_Requirements_
Quote each line of the material verbatim, without the pictures.

** begin Records supplied **

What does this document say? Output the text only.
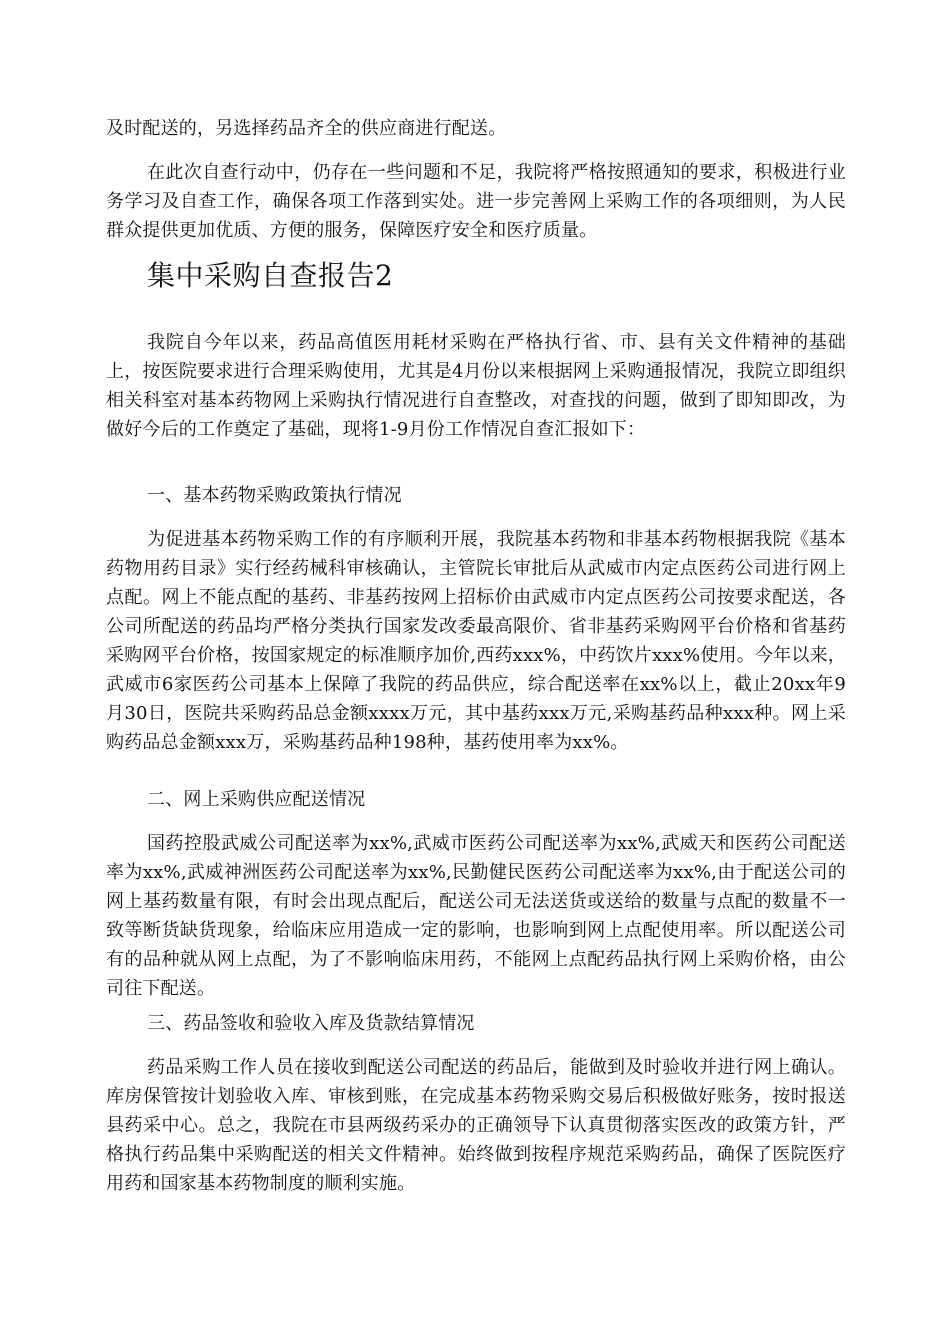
及时配送的，另选择药品齐全的供应商进行配送。

在此次自查行动中，仍存在一些问题和不足，我院将严格按照通知的要求，积极进行业务学习及自查工作，确保各项工作落到实处。进一步完善网上采购工作的各项细则，为人民群众提供更加优质、方便的服务，保障医疗安全和医疗质量。

集中采购自查报告2

我院自今年以来，药品高值医用耗材采购在严格执行省、市、县有关文件精神的基础上，按医院要求进行合理采购使用，尤其是4月份以来根据网上采购通报情况，我院立即组织相关科室对基本药物网上采购执行情况进行自查整改，对查找的问题，做到了即知即改，为做好今后的工作奠定了基础，现将1-9月份工作情况自查汇报如下：

一、基本药物采购政策执行情况

为促进基本药物采购工作的有序顺利开展，我院基本药物和非基本药物根据我院《基本药物用药目录》实行经药械科审核确认，主管院长审批后从武威市内定点医药公司进行网上点配。网上不能点配的基药、非基药按网上招标价由武威市内定点医药公司按要求配送，各公司所配送的药品均严格分类执行国家发改委最高限价、省非基药采购网平台价格和省基药采购网平台价格，按国家规定的标准顺序加价,西药xxx%，中药饮片xxx%使用。今年以来，武威市6家医药公司基本上保障了我院的药品供应，综合配送率在xx%以上，截止20xx年9月30日，医院共采购药品总金额xxxx万元，其中基药xxx万元,采购基药品种xxx种。网上采购药品总金额xxx万，采购基药品种198种，基药使用率为xx%。

二、网上采购供应配送情况

国药控股武威公司配送率为xx%,武威市医药公司配送率为xx%,武威天和医药公司配送率为xx%,武威神洲医药公司配送率为xx%,民勤健民医药公司配送率为xx%,由于配送公司的网上基药数量有限，有时会出现点配后，配送公司无法送货或送给的数量与点配的数量不一致等断货缺货现象，给临床应用造成一定的影响，也影响到网上点配使用率。所以配送公司有的品种就从网上点配，为了不影响临床用药，不能网上点配药品执行网上采购价格，由公司往下配送。

三、药品签收和验收入库及货款结算情况

药品采购工作人员在接收到配送公司配送的药品后，能做到及时验收并进行网上确认。库房保管按计划验收入库、审核到账，在完成基本药物采购交易后积极做好账务，按时报送县药采中心。总之，我院在市县两级药采办的正确领导下认真贯彻落实医改的政策方针，严格执行药品集中采购配送的相关文件精神。始终做到按程序规范采购药品，确保了医院医疗用药和国家基本药物制度的顺利实施。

** end Records supplied **

_Full answer_
What does this document say? Output the text only.
及时配送的，另选择药品齐全的供应商进行配送。

在此次自查行动中，仍存在一些问题和不足，我院将严格按照通知的要求，积极进行业务学习及自查工作，确保各项工作落到实处。进一步完善网上采购工作的各项细则，为人民群众提供更加优质、方便的服务，保障医疗安全和医疗质量。

集中采购自查报告2

我院自今年以来，药品高值医用耗材采购在严格执行省、市、县有关文件精神的基础上，按医院要求进行合理采购使用，尤其是4月份以来根据网上采购通报情况，我院立即组织相关科室对基本药物网上采购执行情况进行自查整改，对查找的问题，做到了即知即改，为做好今后的工作奠定了基础，现将1-9月份工作情况自查汇报如下：

一、基本药物采购政策执行情况

为促进基本药物采购工作的有序顺利开展，我院基本药物和非基本药物根据我院《基本药物用药目录》实行经药械科审核确认，主管院长审批后从武威市内定点医药公司进行网上点配。网上不能点配的基药、非基药按网上招标价由武威市内定点医药公司按要求配送，各公司所配送的药品均严格分类执行国家发改委最高限价、省非基药采购网平台价格和省基药采购网平台价格，按国家规定的标准顺序加价,西药xxx%，中药饮片xxx%使用。今年以来，武威市6家医药公司基本上保障了我院的药品供应，综合配送率在xx%以上，截止20xx年9月30日，医院共采购药品总金额xxxx万元，其中基药xxx万元,采购基药品种xxx种。网上采购药品总金额xxx万，采购基药品种198种，基药使用率为xx%。

二、网上采购供应配送情况

国药控股武威公司配送率为xx%,武威市医药公司配送率为xx%,武威天和医药公司配送率为xx%,武威神洲医药公司配送率为xx%,民勤健民医药公司配送率为xx%,由于配送公司的网上基药数量有限，有时会出现点配后，配送公司无法送货或送给的数量与点配的数量不一致等断货缺货现象，给临床应用造成一定的影响，也影响到网上点配使用率。所以配送公司有的品种就从网上点配，为了不影响临床用药，不能网上点配药品执行网上采购价格，由公司往下配送。

三、药品签收和验收入库及货款结算情况

药品采购工作人员在接收到配送公司配送的药品后，能做到及时验收并进行网上确认。库房保管按计划验收入库、审核到账，在完成基本药物采购交易后积极做好账务，按时报送县药采中心。总之，我院在市县两级药采办的正确领导下认真贯彻落实医改的政策方针，严格执行药品集中采购配送的相关文件精神。始终做到按程序规范采购药品，确保了医院医疗用药和国家基本药物制度的顺利实施。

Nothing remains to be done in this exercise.